═════ Listed entries

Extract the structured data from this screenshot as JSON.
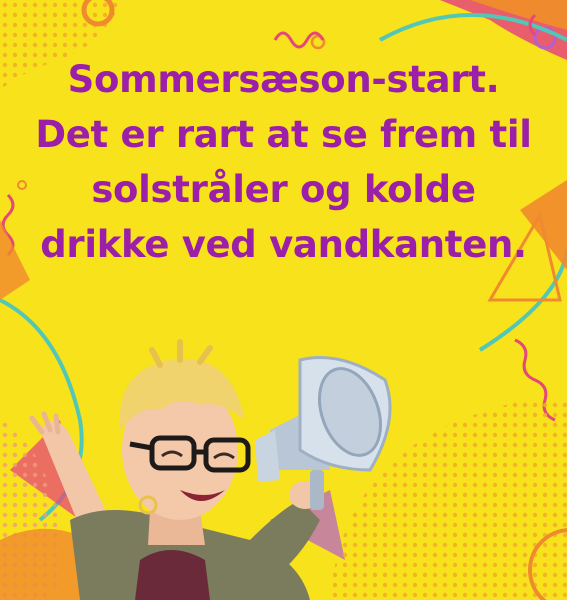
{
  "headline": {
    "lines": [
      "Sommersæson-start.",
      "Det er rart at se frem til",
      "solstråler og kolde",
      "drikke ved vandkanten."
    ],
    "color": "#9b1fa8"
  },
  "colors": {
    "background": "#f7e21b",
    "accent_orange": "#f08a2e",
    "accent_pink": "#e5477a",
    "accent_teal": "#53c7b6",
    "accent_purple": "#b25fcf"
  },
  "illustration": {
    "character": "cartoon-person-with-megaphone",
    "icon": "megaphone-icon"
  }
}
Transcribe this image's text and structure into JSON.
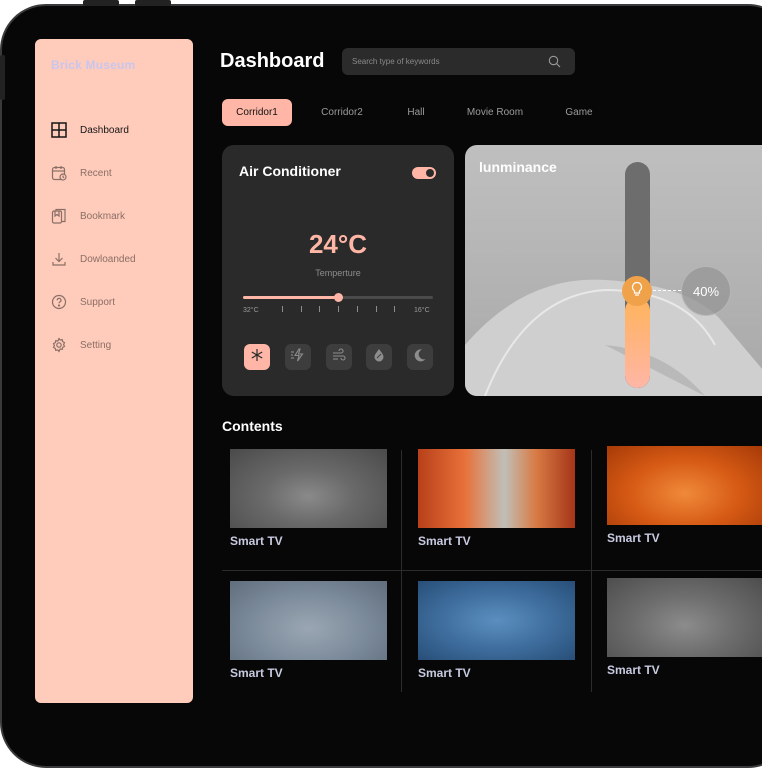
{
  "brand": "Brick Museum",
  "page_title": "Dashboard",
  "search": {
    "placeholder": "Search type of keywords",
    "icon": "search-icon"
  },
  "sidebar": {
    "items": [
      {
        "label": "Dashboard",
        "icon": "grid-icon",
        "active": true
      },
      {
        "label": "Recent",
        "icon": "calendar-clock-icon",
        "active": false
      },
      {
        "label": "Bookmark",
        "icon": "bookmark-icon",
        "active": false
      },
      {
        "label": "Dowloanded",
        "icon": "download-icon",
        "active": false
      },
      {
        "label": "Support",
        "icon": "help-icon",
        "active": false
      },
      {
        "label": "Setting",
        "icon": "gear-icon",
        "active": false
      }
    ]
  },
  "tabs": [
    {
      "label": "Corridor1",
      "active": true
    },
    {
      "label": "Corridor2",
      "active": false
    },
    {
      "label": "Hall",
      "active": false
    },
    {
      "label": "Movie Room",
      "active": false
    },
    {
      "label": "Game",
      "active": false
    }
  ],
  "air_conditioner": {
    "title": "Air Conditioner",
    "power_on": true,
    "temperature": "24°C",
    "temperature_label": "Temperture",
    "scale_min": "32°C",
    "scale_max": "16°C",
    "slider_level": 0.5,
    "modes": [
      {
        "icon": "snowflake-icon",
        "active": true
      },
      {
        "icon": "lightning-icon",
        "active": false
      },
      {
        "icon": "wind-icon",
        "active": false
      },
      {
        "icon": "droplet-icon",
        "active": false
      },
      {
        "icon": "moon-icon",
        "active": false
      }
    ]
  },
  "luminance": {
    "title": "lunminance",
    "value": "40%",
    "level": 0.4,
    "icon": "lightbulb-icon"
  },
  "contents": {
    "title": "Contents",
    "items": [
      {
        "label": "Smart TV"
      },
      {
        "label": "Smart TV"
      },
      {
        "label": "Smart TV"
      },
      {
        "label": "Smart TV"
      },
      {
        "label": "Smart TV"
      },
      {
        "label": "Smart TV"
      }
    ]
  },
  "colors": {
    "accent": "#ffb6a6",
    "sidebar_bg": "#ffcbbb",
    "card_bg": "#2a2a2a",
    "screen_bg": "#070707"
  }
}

══════════

What to produce
In the entries above, find each line with the string "Dashboard" and copy it.

Result
  "page_title": "Dashboard",
        "label": "Dashboard",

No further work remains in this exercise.